# [Records to use]
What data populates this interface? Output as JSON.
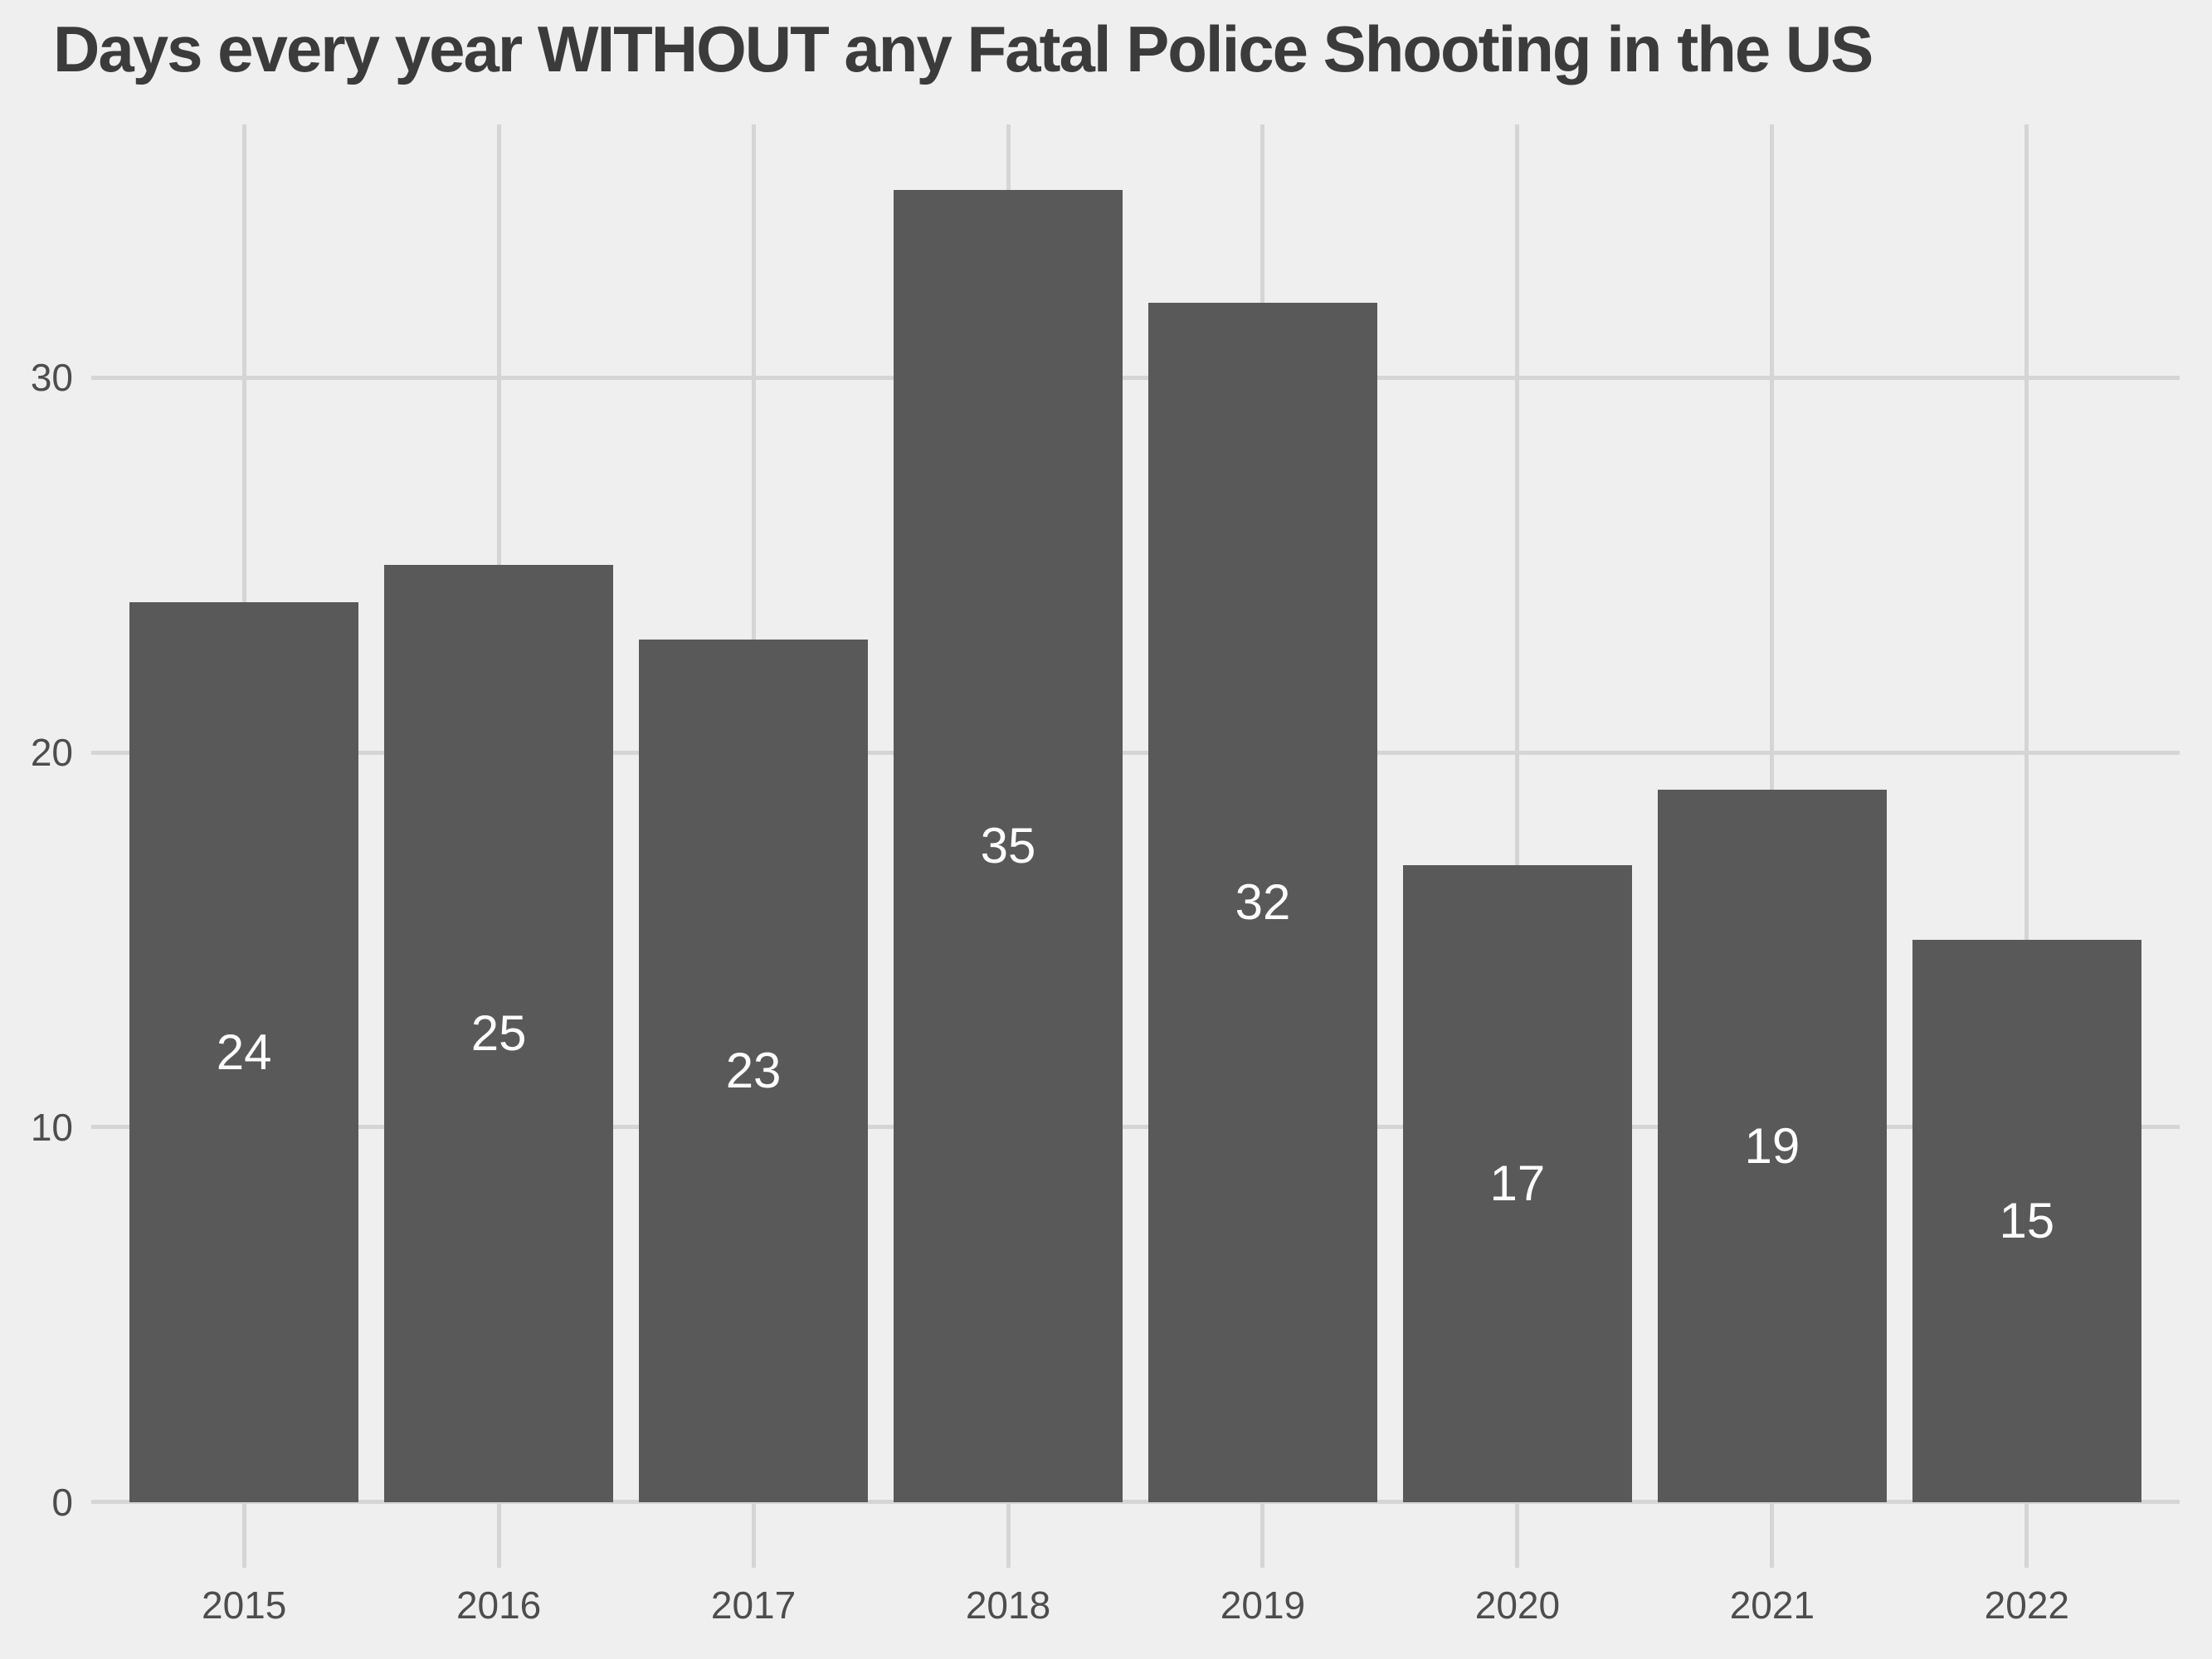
{
  "title": "Days every year WITHOUT any Fatal Police Shooting in the US",
  "colors": {
    "background": "#EFEFEF",
    "gridline": "#D5D5D5",
    "bar": "#595959",
    "title": "#3B3B3B",
    "axis_text": "#4D4D4D",
    "bar_label": "#FFFFFF"
  },
  "chart_data": {
    "type": "bar",
    "title": "Days every year WITHOUT any Fatal Police Shooting in the US",
    "categories": [
      "2015",
      "2016",
      "2017",
      "2018",
      "2019",
      "2020",
      "2021",
      "2022"
    ],
    "values": [
      24,
      25,
      23,
      35,
      32,
      17,
      19,
      15
    ],
    "xlabel": "",
    "ylabel": "",
    "yticks": [
      0,
      10,
      20,
      30
    ],
    "ylim": [
      -1.75,
      36.75
    ],
    "bar_width_fraction": 0.9,
    "grid": "major horizontal gridlines at yticks and vertical gridlines at each category center, drawn behind bars",
    "legend": "none",
    "annotations": "each bar shows its value in white text centered at the bar's vertical midpoint"
  }
}
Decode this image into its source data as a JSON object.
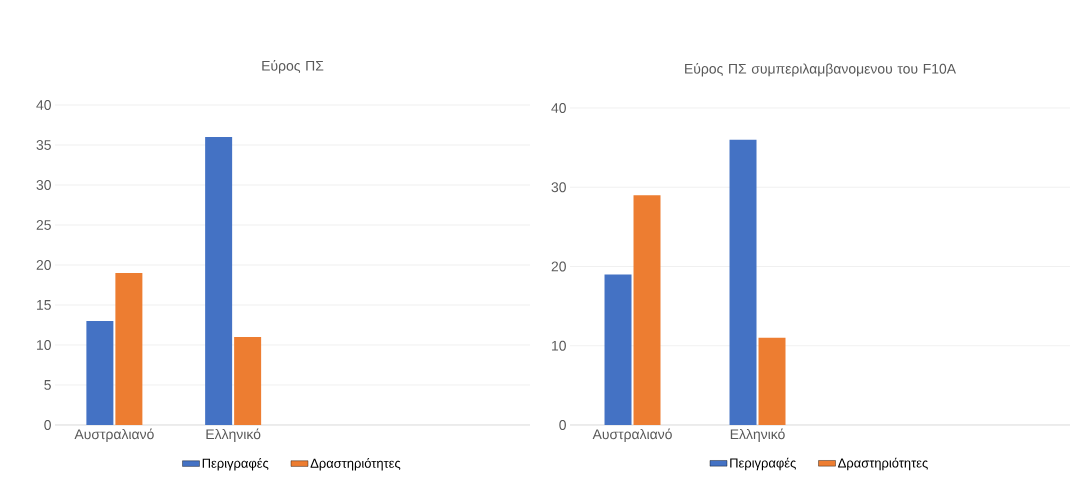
{
  "chart_data": [
    {
      "type": "bar",
      "title": "Εύρος ΠΣ",
      "categories": [
        "Αυστραλιανό",
        "Ελληνικό",
        null,
        null
      ],
      "series": [
        {
          "name": "Περιγραφές",
          "color": "#4472c4",
          "values": [
            13,
            36,
            null,
            null
          ]
        },
        {
          "name": "Δραστηριότητες",
          "color": "#ed7d31",
          "values": [
            19,
            11,
            null,
            null
          ]
        }
      ],
      "ylim": [
        0,
        40
      ],
      "yticks": [
        0,
        5,
        10,
        15,
        20,
        25,
        30,
        35,
        40
      ],
      "grid": "y",
      "legend": "bottom"
    },
    {
      "type": "bar",
      "title": "Εύρος ΠΣ συμπεριλαμβανομενου του F10A",
      "categories": [
        "Αυστραλιανό",
        "Ελληνικό",
        null,
        null
      ],
      "series": [
        {
          "name": "Περιγραφές",
          "color": "#4472c4",
          "values": [
            19,
            36,
            null,
            null
          ]
        },
        {
          "name": "Δραστηριότητες",
          "color": "#ed7d31",
          "values": [
            29,
            11,
            null,
            null
          ]
        }
      ],
      "ylim": [
        0,
        40
      ],
      "yticks": [
        0,
        10,
        20,
        30,
        40
      ],
      "grid": "y",
      "legend": "bottom"
    }
  ]
}
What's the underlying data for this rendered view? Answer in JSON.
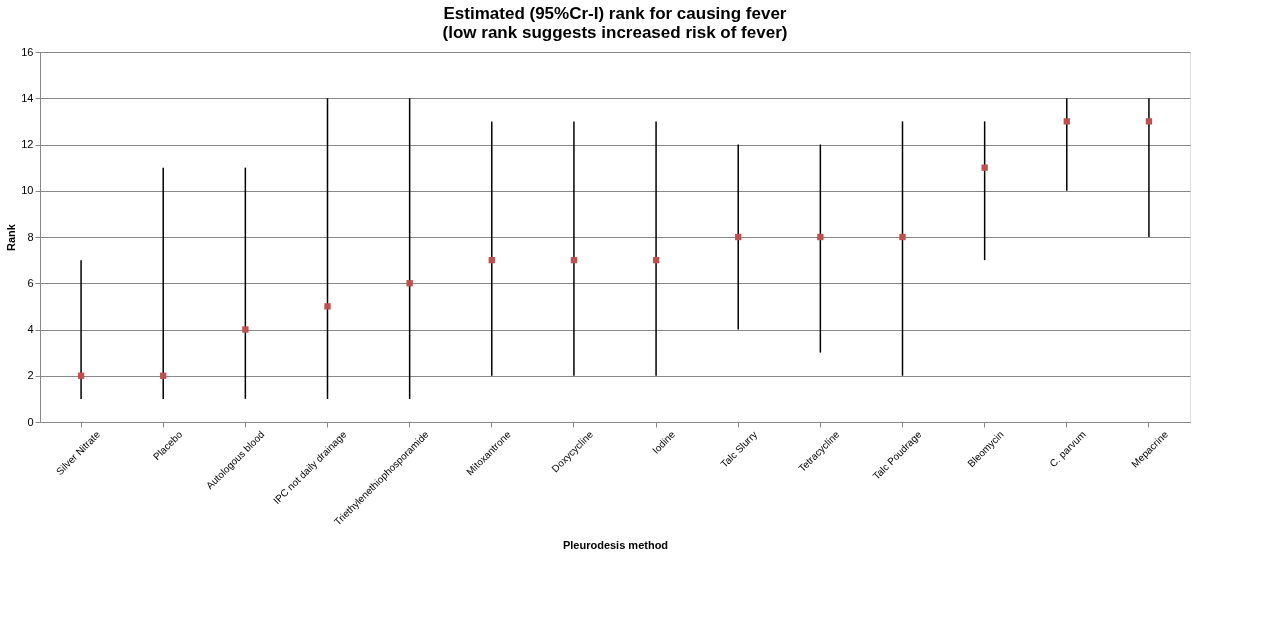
{
  "chart_data": {
    "type": "scatter",
    "title": [
      "Estimated (95%Cr-I) rank for causing fever",
      "(low rank suggests increased risk of fever)"
    ],
    "xlabel": "Pleurodesis method",
    "ylabel": "Rank",
    "categories": [
      "Silver Nitrate",
      "Placebo",
      "Autologous blood",
      "IPC not daily drainage",
      "Triethylenethiophosporamide",
      "Mitoxantrone",
      "Doxycycline",
      "Iodine",
      "Talc Slurry",
      "Tetracycline",
      "Talc Poudrage",
      "Bleomycin",
      "C. parvum",
      "Mepacrine"
    ],
    "series": [
      {
        "color": "#c0504d",
        "values": [
          2,
          2,
          4,
          5,
          6,
          7,
          7,
          7,
          8,
          8,
          8,
          11,
          13,
          13
        ],
        "errors": [
          [
            1,
            7
          ],
          [
            1,
            11
          ],
          [
            1,
            11
          ],
          [
            1,
            14
          ],
          [
            1,
            14
          ],
          [
            2,
            13
          ],
          [
            2,
            13
          ],
          [
            2,
            13
          ],
          [
            4,
            12
          ],
          [
            3,
            12
          ],
          [
            2,
            13
          ],
          [
            7,
            13
          ],
          [
            10,
            14
          ],
          [
            8,
            14
          ]
        ]
      }
    ],
    "ylim": [
      0,
      16
    ],
    "yticks": [
      0,
      2,
      4,
      6,
      8,
      10,
      12,
      14,
      16
    ],
    "grid": "y",
    "legend": false,
    "marker": "square"
  }
}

# [Requirements]
Report all lines of the material that contain the word "WITHOUT".

# [Solution below]
  "title": "Days every year WITHOUT any Fatal Police Shooting in the US",
    "title": "Days every year WITHOUT any Fatal Police Shooting in the US",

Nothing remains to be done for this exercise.